WORK TO DO: Copy out all of the material, matching it word for word.

* Start *

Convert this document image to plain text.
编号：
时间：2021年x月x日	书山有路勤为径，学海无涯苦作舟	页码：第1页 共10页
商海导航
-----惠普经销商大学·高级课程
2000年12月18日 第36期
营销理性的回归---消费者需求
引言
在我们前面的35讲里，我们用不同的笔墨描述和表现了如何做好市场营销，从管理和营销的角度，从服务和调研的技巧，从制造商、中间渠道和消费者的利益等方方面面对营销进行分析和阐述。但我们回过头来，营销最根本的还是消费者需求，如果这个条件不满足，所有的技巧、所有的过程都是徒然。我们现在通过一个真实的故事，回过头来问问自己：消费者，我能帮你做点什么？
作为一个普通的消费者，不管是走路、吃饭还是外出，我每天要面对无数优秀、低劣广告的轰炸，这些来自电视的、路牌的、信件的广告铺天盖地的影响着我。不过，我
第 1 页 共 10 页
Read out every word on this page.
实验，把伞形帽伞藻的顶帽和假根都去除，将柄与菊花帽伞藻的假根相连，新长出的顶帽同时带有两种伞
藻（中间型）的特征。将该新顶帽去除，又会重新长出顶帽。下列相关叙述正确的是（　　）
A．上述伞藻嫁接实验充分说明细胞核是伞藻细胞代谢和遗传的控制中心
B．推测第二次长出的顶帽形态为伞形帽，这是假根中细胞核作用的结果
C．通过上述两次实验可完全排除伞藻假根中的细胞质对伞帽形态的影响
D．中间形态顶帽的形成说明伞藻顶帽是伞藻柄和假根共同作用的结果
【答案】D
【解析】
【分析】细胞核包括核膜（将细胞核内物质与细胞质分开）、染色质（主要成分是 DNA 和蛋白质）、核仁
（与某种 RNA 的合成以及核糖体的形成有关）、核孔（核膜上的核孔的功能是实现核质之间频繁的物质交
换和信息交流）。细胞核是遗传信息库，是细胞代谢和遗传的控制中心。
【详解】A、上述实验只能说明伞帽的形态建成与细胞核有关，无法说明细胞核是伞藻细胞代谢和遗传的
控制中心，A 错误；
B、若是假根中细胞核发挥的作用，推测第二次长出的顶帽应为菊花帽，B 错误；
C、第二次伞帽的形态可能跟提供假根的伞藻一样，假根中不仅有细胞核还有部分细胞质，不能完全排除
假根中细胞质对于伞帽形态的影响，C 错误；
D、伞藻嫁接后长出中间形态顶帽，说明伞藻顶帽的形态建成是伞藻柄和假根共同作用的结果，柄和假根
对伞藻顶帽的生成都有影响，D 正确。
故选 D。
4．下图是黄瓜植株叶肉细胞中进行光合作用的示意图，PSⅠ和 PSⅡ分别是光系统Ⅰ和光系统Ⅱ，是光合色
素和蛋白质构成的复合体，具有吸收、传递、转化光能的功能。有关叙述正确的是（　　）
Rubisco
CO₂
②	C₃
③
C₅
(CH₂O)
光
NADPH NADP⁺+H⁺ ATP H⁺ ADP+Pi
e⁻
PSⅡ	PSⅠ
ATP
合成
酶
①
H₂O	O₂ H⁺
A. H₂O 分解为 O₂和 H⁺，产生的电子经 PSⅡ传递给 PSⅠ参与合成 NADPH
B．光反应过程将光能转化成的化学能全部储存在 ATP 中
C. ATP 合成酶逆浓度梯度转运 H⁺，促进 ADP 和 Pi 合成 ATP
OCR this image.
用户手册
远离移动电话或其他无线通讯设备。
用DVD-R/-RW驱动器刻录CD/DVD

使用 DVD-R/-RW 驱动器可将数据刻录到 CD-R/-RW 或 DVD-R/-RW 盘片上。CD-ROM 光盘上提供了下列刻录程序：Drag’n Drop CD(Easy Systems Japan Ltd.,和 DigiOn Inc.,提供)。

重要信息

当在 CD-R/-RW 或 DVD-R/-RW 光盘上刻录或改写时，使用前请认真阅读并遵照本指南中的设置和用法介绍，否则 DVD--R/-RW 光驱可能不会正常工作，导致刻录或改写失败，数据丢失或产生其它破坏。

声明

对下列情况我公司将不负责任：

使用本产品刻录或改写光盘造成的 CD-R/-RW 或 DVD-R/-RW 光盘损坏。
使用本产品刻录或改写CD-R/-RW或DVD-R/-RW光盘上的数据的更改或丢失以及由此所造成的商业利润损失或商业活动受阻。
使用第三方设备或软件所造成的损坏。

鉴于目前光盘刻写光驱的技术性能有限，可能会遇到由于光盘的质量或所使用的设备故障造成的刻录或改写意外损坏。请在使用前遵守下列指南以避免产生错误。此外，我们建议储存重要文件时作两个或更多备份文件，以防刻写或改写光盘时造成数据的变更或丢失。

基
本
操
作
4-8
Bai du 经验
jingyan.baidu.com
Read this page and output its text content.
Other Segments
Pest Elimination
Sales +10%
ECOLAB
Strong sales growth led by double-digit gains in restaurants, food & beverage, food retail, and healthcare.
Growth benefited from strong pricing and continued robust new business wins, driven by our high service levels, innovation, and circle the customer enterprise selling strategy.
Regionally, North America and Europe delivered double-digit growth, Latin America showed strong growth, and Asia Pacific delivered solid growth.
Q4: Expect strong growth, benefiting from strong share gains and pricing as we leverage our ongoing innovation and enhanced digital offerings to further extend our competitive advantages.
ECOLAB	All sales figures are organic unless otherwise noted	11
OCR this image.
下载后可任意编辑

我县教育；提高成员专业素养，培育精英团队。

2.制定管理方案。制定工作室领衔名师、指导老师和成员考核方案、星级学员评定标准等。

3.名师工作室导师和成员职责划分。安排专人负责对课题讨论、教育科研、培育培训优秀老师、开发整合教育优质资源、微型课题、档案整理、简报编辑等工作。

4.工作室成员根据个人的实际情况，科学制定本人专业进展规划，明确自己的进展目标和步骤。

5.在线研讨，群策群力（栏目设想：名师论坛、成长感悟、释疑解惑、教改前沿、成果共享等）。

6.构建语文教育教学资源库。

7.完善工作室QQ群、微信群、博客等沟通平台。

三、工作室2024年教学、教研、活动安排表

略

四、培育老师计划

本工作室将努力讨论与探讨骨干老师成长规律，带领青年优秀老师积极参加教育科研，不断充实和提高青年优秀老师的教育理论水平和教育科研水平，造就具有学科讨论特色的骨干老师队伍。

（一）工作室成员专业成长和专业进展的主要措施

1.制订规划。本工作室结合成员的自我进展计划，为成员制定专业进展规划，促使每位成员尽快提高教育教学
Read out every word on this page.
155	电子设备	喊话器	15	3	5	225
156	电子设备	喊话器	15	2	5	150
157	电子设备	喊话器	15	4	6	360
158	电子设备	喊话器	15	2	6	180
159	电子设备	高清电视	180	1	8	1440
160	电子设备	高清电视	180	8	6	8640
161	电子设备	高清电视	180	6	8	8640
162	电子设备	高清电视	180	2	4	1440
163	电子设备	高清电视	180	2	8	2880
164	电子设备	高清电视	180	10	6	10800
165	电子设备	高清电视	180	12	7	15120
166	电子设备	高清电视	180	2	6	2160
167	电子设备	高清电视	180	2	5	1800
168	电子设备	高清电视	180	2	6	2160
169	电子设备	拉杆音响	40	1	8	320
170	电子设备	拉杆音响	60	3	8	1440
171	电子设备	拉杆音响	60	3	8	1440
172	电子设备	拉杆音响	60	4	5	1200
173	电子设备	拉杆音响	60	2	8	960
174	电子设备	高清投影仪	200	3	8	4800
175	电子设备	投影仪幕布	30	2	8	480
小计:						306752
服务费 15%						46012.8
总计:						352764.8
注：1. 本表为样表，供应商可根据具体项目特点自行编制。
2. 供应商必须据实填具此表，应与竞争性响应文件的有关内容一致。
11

* End *

COMPLETE OUTPUT:
Convert this document image to plain text.
编号：
时间：2021年x月x日	书山有路勤为径，学海无涯苦作舟	页码：第1页 共10页
商海导航
-----惠普经销商大学·高级课程
2000年12月18日 第36期
营销理性的回归---消费者需求
引言
在我们前面的35讲里，我们用不同的笔墨描述和表现了如何做好市场营销，从管理和营销的角度，从服务和调研的技巧，从制造商、中间渠道和消费者的利益等方方面面对营销进行分析和阐述。但我们回过头来，营销最根本的还是消费者需求，如果这个条件不满足，所有的技巧、所有的过程都是徒然。我们现在通过一个真实的故事，回过头来问问自己：消费者，我能帮你做点什么？
作为一个普通的消费者，不管是走路、吃饭还是外出，我每天要面对无数优秀、低劣广告的轰炸，这些来自电视的、路牌的、信件的广告铺天盖地的影响着我。不过，我
第 1 页 共 10 页
Read out every word on this page.
实验，把伞形帽伞藻的顶帽和假根都去除，将柄与菊花帽伞藻的假根相连，新长出的顶帽同时带有两种伞
藻（中间型）的特征。将该新顶帽去除，又会重新长出顶帽。下列相关叙述正确的是（　　）
A．上述伞藻嫁接实验充分说明细胞核是伞藻细胞代谢和遗传的控制中心
B．推测第二次长出的顶帽形态为伞形帽，这是假根中细胞核作用的结果
C．通过上述两次实验可完全排除伞藻假根中的细胞质对伞帽形态的影响
D．中间形态顶帽的形成说明伞藻顶帽是伞藻柄和假根共同作用的结果
【答案】D
【解析】
【分析】细胞核包括核膜（将细胞核内物质与细胞质分开）、染色质（主要成分是 DNA 和蛋白质）、核仁
（与某种 RNA 的合成以及核糖体的形成有关）、核孔（核膜上的核孔的功能是实现核质之间频繁的物质交
换和信息交流）。细胞核是遗传信息库，是细胞代谢和遗传的控制中心。
【详解】A、上述实验只能说明伞帽的形态建成与细胞核有关，无法说明细胞核是伞藻细胞代谢和遗传的
控制中心，A 错误；
B、若是假根中细胞核发挥的作用，推测第二次长出的顶帽应为菊花帽，B 错误；
C、第二次伞帽的形态可能跟提供假根的伞藻一样，假根中不仅有细胞核还有部分细胞质，不能完全排除
假根中细胞质对于伞帽形态的影响，C 错误；
D、伞藻嫁接后长出中间形态顶帽，说明伞藻顶帽的形态建成是伞藻柄和假根共同作用的结果，柄和假根
对伞藻顶帽的生成都有影响，D 正确。
故选 D。
4．下图是黄瓜植株叶肉细胞中进行光合作用的示意图，PSⅠ和 PSⅡ分别是光系统Ⅰ和光系统Ⅱ，是光合色
素和蛋白质构成的复合体，具有吸收、传递、转化光能的功能。有关叙述正确的是（　　）
Rubisco
CO₂
②	C₃
③
C₅
(CH₂O)
光
NADPH NADP⁺+H⁺ ATP H⁺ ADP+Pi
e⁻
PSⅡ	PSⅠ
ATP
合成
酶
①
H₂O	O₂ H⁺
A. H₂O 分解为 O₂和 H⁺，产生的电子经 PSⅡ传递给 PSⅠ参与合成 NADPH
B．光反应过程将光能转化成的化学能全部储存在 ATP 中
C. ATP 合成酶逆浓度梯度转运 H⁺，促进 ADP 和 Pi 合成 ATP
OCR this image.
用户手册
远离移动电话或其他无线通讯设备。
用DVD-R/-RW驱动器刻录CD/DVD

使用 DVD-R/-RW 驱动器可将数据刻录到 CD-R/-RW 或 DVD-R/-RW 盘片上。CD-ROM 光盘上提供了下列刻录程序：Drag’n Drop CD(Easy Systems Japan Ltd.,和 DigiOn Inc.,提供)。

重要信息

当在 CD-R/-RW 或 DVD-R/-RW 光盘上刻录或改写时，使用前请认真阅读并遵照本指南中的设置和用法介绍，否则 DVD--R/-RW 光驱可能不会正常工作，导致刻录或改写失败，数据丢失或产生其它破坏。

声明

对下列情况我公司将不负责任：

使用本产品刻录或改写光盘造成的 CD-R/-RW 或 DVD-R/-RW 光盘损坏。
使用本产品刻录或改写CD-R/-RW或DVD-R/-RW光盘上的数据的更改或丢失以及由此所造成的商业利润损失或商业活动受阻。
使用第三方设备或软件所造成的损坏。

鉴于目前光盘刻写光驱的技术性能有限，可能会遇到由于光盘的质量或所使用的设备故障造成的刻录或改写意外损坏。请在使用前遵守下列指南以避免产生错误。此外，我们建议储存重要文件时作两个或更多备份文件，以防刻写或改写光盘时造成数据的变更或丢失。

基
本
操
作
4-8
Bai du 经验
jingyan.baidu.com
Read this page and output its text content.
Other Segments
Pest Elimination
Sales +10%
ECOLAB
Strong sales growth led by double-digit gains in restaurants, food & beverage, food retail, and healthcare.
Growth benefited from strong pricing and continued robust new business wins, driven by our high service levels, innovation, and circle the customer enterprise selling strategy.
Regionally, North America and Europe delivered double-digit growth, Latin America showed strong growth, and Asia Pacific delivered solid growth.
Q4: Expect strong growth, benefiting from strong share gains and pricing as we leverage our ongoing innovation and enhanced digital offerings to further extend our competitive advantages.
ECOLAB	All sales figures are organic unless otherwise noted	11
OCR this image.
下载后可任意编辑

我县教育；提高成员专业素养，培育精英团队。

2.制定管理方案。制定工作室领衔名师、指导老师和成员考核方案、星级学员评定标准等。

3.名师工作室导师和成员职责划分。安排专人负责对课题讨论、教育科研、培育培训优秀老师、开发整合教育优质资源、微型课题、档案整理、简报编辑等工作。

4.工作室成员根据个人的实际情况，科学制定本人专业进展规划，明确自己的进展目标和步骤。

5.在线研讨，群策群力（栏目设想：名师论坛、成长感悟、释疑解惑、教改前沿、成果共享等）。

6.构建语文教育教学资源库。

7.完善工作室QQ群、微信群、博客等沟通平台。

三、工作室2024年教学、教研、活动安排表

略

四、培育老师计划

本工作室将努力讨论与探讨骨干老师成长规律，带领青年优秀老师积极参加教育科研，不断充实和提高青年优秀老师的教育理论水平和教育科研水平，造就具有学科讨论特色的骨干老师队伍。

（一）工作室成员专业成长和专业进展的主要措施

1.制订规划。本工作室结合成员的自我进展计划，为成员制定专业进展规划，促使每位成员尽快提高教育教学
Read out every word on this page.
155	电子设备	喊话器	15	3	5	225
156	电子设备	喊话器	15	2	5	150
157	电子设备	喊话器	15	4	6	360
158	电子设备	喊话器	15	2	6	180
159	电子设备	高清电视	180	1	8	1440
160	电子设备	高清电视	180	8	6	8640
161	电子设备	高清电视	180	6	8	8640
162	电子设备	高清电视	180	2	4	1440
163	电子设备	高清电视	180	2	8	2880
164	电子设备	高清电视	180	10	6	10800
165	电子设备	高清电视	180	12	7	15120
166	电子设备	高清电视	180	2	6	2160
167	电子设备	高清电视	180	2	5	1800
168	电子设备	高清电视	180	2	6	2160
169	电子设备	拉杆音响	40	1	8	320
170	电子设备	拉杆音响	60	3	8	1440
171	电子设备	拉杆音响	60	3	8	1440
172	电子设备	拉杆音响	60	4	5	1200
173	电子设备	拉杆音响	60	2	8	960
174	电子设备	高清投影仪	200	3	8	4800
175	电子设备	投影仪幕布	30	2	8	480
小计:						306752
服务费 15%						46012.8
总计:						352764.8
注：1. 本表为样表，供应商可根据具体项目特点自行编制。
2. 供应商必须据实填具此表，应与竞争性响应文件的有关内容一致。
11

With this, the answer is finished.